*What the task asks*.
Return the material below in full and exactly.
+++ Records to use +++
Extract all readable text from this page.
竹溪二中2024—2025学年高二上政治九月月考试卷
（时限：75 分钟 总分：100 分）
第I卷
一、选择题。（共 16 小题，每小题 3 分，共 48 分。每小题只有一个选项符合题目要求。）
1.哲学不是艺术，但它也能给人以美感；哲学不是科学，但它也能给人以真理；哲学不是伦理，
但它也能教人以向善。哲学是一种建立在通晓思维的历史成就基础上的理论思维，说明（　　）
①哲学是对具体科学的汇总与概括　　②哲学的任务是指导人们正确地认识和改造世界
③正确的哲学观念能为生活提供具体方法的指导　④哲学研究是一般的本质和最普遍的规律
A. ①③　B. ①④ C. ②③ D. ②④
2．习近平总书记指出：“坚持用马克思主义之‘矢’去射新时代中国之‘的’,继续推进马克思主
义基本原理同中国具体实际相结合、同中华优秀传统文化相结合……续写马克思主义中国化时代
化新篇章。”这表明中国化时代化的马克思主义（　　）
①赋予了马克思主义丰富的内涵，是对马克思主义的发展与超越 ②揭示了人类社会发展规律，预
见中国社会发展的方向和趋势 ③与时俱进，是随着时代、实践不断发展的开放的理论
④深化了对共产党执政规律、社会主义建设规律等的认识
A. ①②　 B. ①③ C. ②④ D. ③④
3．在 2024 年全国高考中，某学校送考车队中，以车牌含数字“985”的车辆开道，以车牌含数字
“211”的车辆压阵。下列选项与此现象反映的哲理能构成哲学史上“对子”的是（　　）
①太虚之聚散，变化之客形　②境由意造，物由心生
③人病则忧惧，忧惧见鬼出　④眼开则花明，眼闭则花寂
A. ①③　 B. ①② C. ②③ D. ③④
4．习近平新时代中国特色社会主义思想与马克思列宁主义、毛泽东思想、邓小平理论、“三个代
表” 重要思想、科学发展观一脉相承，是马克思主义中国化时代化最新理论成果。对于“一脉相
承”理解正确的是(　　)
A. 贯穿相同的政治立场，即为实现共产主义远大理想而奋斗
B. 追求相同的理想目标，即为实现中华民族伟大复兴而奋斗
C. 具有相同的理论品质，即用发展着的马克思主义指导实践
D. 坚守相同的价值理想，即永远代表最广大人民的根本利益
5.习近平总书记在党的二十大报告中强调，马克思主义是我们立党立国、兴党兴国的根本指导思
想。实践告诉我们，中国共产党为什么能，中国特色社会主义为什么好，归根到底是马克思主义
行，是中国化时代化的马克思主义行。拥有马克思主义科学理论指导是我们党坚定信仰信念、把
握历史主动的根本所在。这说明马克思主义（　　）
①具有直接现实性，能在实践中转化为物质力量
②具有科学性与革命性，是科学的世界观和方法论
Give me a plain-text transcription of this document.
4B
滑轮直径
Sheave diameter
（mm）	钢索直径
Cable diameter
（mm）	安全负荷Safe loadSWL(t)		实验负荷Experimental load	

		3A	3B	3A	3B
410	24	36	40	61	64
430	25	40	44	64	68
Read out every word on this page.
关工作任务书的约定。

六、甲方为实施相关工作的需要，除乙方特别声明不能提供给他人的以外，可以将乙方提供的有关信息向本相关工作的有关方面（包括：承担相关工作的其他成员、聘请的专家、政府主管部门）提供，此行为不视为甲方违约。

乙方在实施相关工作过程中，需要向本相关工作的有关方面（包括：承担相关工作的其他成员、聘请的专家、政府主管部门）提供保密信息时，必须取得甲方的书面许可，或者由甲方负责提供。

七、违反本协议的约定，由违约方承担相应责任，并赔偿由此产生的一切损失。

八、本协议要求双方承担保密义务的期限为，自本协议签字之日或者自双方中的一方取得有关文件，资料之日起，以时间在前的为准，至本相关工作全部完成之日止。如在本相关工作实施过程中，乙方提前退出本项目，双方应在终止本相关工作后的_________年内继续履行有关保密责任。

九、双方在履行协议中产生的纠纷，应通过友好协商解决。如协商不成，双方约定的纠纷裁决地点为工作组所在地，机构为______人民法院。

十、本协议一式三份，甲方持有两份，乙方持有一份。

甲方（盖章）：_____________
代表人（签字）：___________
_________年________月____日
+++
*Answer to the exercise*.
Extract all readable text from this page.
竹溪二中2024—2025学年高二上政治九月月考试卷
（时限：75 分钟 总分：100 分）
第I卷
一、选择题。（共 16 小题，每小题 3 分，共 48 分。每小题只有一个选项符合题目要求。）
1.哲学不是艺术，但它也能给人以美感；哲学不是科学，但它也能给人以真理；哲学不是伦理，
但它也能教人以向善。哲学是一种建立在通晓思维的历史成就基础上的理论思维，说明（　　）
①哲学是对具体科学的汇总与概括　　②哲学的任务是指导人们正确地认识和改造世界
③正确的哲学观念能为生活提供具体方法的指导　④哲学研究是一般的本质和最普遍的规律
A. ①③　B. ①④ C. ②③ D. ②④
2．习近平总书记指出：“坚持用马克思主义之‘矢’去射新时代中国之‘的’,继续推进马克思主
义基本原理同中国具体实际相结合、同中华优秀传统文化相结合……续写马克思主义中国化时代
化新篇章。”这表明中国化时代化的马克思主义（　　）
①赋予了马克思主义丰富的内涵，是对马克思主义的发展与超越 ②揭示了人类社会发展规律，预
见中国社会发展的方向和趋势 ③与时俱进，是随着时代、实践不断发展的开放的理论
④深化了对共产党执政规律、社会主义建设规律等的认识
A. ①②　 B. ①③ C. ②④ D. ③④
3．在 2024 年全国高考中，某学校送考车队中，以车牌含数字“985”的车辆开道，以车牌含数字
“211”的车辆压阵。下列选项与此现象反映的哲理能构成哲学史上“对子”的是（　　）
①太虚之聚散，变化之客形　②境由意造，物由心生
③人病则忧惧，忧惧见鬼出　④眼开则花明，眼闭则花寂
A. ①③　 B. ①② C. ②③ D. ③④
4．习近平新时代中国特色社会主义思想与马克思列宁主义、毛泽东思想、邓小平理论、“三个代
表” 重要思想、科学发展观一脉相承，是马克思主义中国化时代化最新理论成果。对于“一脉相
承”理解正确的是(　　)
A. 贯穿相同的政治立场，即为实现共产主义远大理想而奋斗
B. 追求相同的理想目标，即为实现中华民族伟大复兴而奋斗
C. 具有相同的理论品质，即用发展着的马克思主义指导实践
D. 坚守相同的价值理想，即永远代表最广大人民的根本利益
5.习近平总书记在党的二十大报告中强调，马克思主义是我们立党立国、兴党兴国的根本指导思
想。实践告诉我们，中国共产党为什么能，中国特色社会主义为什么好，归根到底是马克思主义
行，是中国化时代化的马克思主义行。拥有马克思主义科学理论指导是我们党坚定信仰信念、把
握历史主动的根本所在。这说明马克思主义（　　）
①具有直接现实性，能在实践中转化为物质力量
②具有科学性与革命性，是科学的世界观和方法论
Give me a plain-text transcription of this document.
4B
滑轮直径
Sheave diameter
（mm）	钢索直径
Cable diameter
（mm）	安全负荷Safe loadSWL(t)		实验负荷Experimental load	

		3A	3B	3A	3B
410	24	36	40	61	64
430	25	40	44	64	68
Read out every word on this page.
关工作任务书的约定。

六、甲方为实施相关工作的需要，除乙方特别声明不能提供给他人的以外，可以将乙方提供的有关信息向本相关工作的有关方面（包括：承担相关工作的其他成员、聘请的专家、政府主管部门）提供，此行为不视为甲方违约。

乙方在实施相关工作过程中，需要向本相关工作的有关方面（包括：承担相关工作的其他成员、聘请的专家、政府主管部门）提供保密信息时，必须取得甲方的书面许可，或者由甲方负责提供。

七、违反本协议的约定，由违约方承担相应责任，并赔偿由此产生的一切损失。

八、本协议要求双方承担保密义务的期限为，自本协议签字之日或者自双方中的一方取得有关文件，资料之日起，以时间在前的为准，至本相关工作全部完成之日止。如在本相关工作实施过程中，乙方提前退出本项目，双方应在终止本相关工作后的_________年内继续履行有关保密责任。

九、双方在履行协议中产生的纠纷，应通过友好协商解决。如协商不成，双方约定的纠纷裁决地点为工作组所在地，机构为______人民法院。

十、本协议一式三份，甲方持有两份，乙方持有一份。

甲方（盖章）：_____________
代表人（签字）：___________
_________年________月____日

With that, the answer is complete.